TASK DESCRIPTION: All records must be quoted exactly. Omit the pictures.

TASK DATA:
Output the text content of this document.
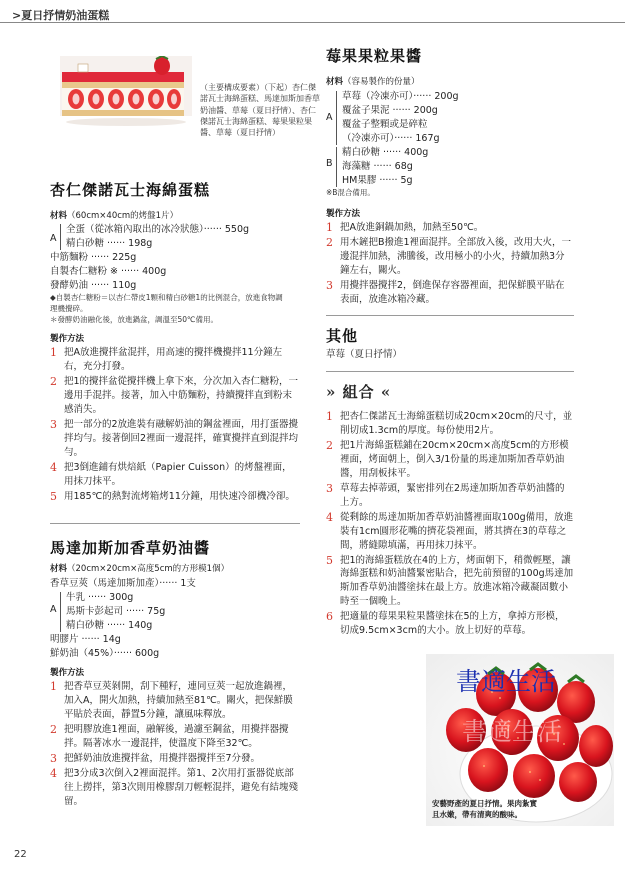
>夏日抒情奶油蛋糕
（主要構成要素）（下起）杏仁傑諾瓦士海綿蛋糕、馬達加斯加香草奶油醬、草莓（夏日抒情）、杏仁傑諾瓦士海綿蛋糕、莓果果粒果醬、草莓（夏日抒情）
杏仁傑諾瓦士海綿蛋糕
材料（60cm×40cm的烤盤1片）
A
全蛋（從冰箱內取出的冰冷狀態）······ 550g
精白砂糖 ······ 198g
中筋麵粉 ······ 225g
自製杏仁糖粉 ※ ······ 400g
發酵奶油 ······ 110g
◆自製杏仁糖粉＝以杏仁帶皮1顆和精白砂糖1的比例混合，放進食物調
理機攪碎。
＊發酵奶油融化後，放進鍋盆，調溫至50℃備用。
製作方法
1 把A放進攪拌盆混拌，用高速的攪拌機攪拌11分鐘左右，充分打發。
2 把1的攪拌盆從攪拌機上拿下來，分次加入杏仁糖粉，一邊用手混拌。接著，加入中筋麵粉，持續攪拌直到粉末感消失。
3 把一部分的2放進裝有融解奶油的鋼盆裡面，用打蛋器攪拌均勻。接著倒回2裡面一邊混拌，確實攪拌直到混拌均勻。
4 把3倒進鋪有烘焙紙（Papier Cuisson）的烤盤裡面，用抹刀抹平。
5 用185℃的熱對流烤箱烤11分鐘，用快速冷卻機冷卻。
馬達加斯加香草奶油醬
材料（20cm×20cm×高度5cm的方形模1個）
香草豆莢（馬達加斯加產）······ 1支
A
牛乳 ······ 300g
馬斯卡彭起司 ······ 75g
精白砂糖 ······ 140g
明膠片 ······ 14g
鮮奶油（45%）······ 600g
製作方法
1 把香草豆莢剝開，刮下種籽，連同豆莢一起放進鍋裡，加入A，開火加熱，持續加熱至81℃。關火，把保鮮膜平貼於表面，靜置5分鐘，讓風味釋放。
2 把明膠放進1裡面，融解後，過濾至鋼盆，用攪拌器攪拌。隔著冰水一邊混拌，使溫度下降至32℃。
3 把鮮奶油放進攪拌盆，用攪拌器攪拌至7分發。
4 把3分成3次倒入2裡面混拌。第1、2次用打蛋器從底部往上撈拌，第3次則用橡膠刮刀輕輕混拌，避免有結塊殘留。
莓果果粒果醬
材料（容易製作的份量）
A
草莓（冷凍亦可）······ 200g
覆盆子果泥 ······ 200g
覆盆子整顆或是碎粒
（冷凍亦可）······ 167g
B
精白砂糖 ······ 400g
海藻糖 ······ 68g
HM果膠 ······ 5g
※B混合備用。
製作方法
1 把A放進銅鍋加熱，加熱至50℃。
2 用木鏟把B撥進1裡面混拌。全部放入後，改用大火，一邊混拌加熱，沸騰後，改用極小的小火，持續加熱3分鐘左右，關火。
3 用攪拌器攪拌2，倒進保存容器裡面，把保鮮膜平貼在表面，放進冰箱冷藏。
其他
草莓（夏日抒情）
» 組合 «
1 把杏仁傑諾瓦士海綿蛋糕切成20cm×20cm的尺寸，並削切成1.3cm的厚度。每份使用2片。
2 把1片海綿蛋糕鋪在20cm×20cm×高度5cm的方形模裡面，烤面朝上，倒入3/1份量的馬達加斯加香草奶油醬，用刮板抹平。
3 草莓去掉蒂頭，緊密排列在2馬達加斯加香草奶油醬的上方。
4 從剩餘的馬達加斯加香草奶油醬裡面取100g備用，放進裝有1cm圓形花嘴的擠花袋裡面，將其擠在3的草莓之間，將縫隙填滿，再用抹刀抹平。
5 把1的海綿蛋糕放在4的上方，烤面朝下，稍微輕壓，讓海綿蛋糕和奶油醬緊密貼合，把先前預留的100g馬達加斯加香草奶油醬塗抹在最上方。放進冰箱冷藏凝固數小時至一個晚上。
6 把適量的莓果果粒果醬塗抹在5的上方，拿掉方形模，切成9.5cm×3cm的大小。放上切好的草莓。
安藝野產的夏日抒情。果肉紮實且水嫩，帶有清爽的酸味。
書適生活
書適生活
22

FULL OUTPUT:
Output the text content of this document.
>夏日抒情奶油蛋糕
（主要構成要素）（下起）杏仁傑諾瓦士海綿蛋糕、馬達加斯加香草奶油醬、草莓（夏日抒情）、杏仁傑諾瓦士海綿蛋糕、莓果果粒果醬、草莓（夏日抒情）
杏仁傑諾瓦士海綿蛋糕
材料（60cm×40cm的烤盤1片）
A
全蛋（從冰箱內取出的冰冷狀態）······ 550g
精白砂糖 ······ 198g
中筋麵粉 ······ 225g
自製杏仁糖粉 ※ ······ 400g
發酵奶油 ······ 110g
◆自製杏仁糖粉＝以杏仁帶皮1顆和精白砂糖1的比例混合，放進食物調
理機攪碎。
＊發酵奶油融化後，放進鍋盆，調溫至50℃備用。
製作方法
1 把A放進攪拌盆混拌，用高速的攪拌機攪拌11分鐘左右，充分打發。
2 把1的攪拌盆從攪拌機上拿下來，分次加入杏仁糖粉，一邊用手混拌。接著，加入中筋麵粉，持續攪拌直到粉末感消失。
3 把一部分的2放進裝有融解奶油的鋼盆裡面，用打蛋器攪拌均勻。接著倒回2裡面一邊混拌，確實攪拌直到混拌均勻。
4 把3倒進鋪有烘焙紙（Papier Cuisson）的烤盤裡面，用抹刀抹平。
5 用185℃的熱對流烤箱烤11分鐘，用快速冷卻機冷卻。
馬達加斯加香草奶油醬
材料（20cm×20cm×高度5cm的方形模1個）
香草豆莢（馬達加斯加產）······ 1支
A
牛乳 ······ 300g
馬斯卡彭起司 ······ 75g
精白砂糖 ······ 140g
明膠片 ······ 14g
鮮奶油（45%）······ 600g
製作方法
1 把香草豆莢剝開，刮下種籽，連同豆莢一起放進鍋裡，加入A，開火加熱，持續加熱至81℃。關火，把保鮮膜平貼於表面，靜置5分鐘，讓風味釋放。
2 把明膠放進1裡面，融解後，過濾至鋼盆，用攪拌器攪拌。隔著冰水一邊混拌，使溫度下降至32℃。
3 把鮮奶油放進攪拌盆，用攪拌器攪拌至7分發。
4 把3分成3次倒入2裡面混拌。第1、2次用打蛋器從底部往上撈拌，第3次則用橡膠刮刀輕輕混拌，避免有結塊殘留。
莓果果粒果醬
材料（容易製作的份量）
A
草莓（冷凍亦可）······ 200g
覆盆子果泥 ······ 200g
覆盆子整顆或是碎粒
（冷凍亦可）······ 167g
B
精白砂糖 ······ 400g
海藻糖 ······ 68g
HM果膠 ······ 5g
※B混合備用。
製作方法
1 把A放進銅鍋加熱，加熱至50℃。
2 用木鏟把B撥進1裡面混拌。全部放入後，改用大火，一邊混拌加熱，沸騰後，改用極小的小火，持續加熱3分鐘左右，關火。
3 用攪拌器攪拌2，倒進保存容器裡面，把保鮮膜平貼在表面，放進冰箱冷藏。
其他
草莓（夏日抒情）
» 組合 «
1 把杏仁傑諾瓦士海綿蛋糕切成20cm×20cm的尺寸，並削切成1.3cm的厚度。每份使用2片。
2 把1片海綿蛋糕鋪在20cm×20cm×高度5cm的方形模裡面，烤面朝上，倒入3/1份量的馬達加斯加香草奶油醬，用刮板抹平。
3 草莓去掉蒂頭，緊密排列在2馬達加斯加香草奶油醬的上方。
4 從剩餘的馬達加斯加香草奶油醬裡面取100g備用，放進裝有1cm圓形花嘴的擠花袋裡面，將其擠在3的草莓之間，將縫隙填滿，再用抹刀抹平。
5 把1的海綿蛋糕放在4的上方，烤面朝下，稍微輕壓，讓海綿蛋糕和奶油醬緊密貼合，把先前預留的100g馬達加斯加香草奶油醬塗抹在最上方。放進冰箱冷藏凝固數小時至一個晚上。
6 把適量的莓果果粒果醬塗抹在5的上方，拿掉方形模，切成9.5cm×3cm的大小。放上切好的草莓。
安藝野產的夏日抒情。果肉紮實且水嫩，帶有清爽的酸味。
書適生活
書適生活
22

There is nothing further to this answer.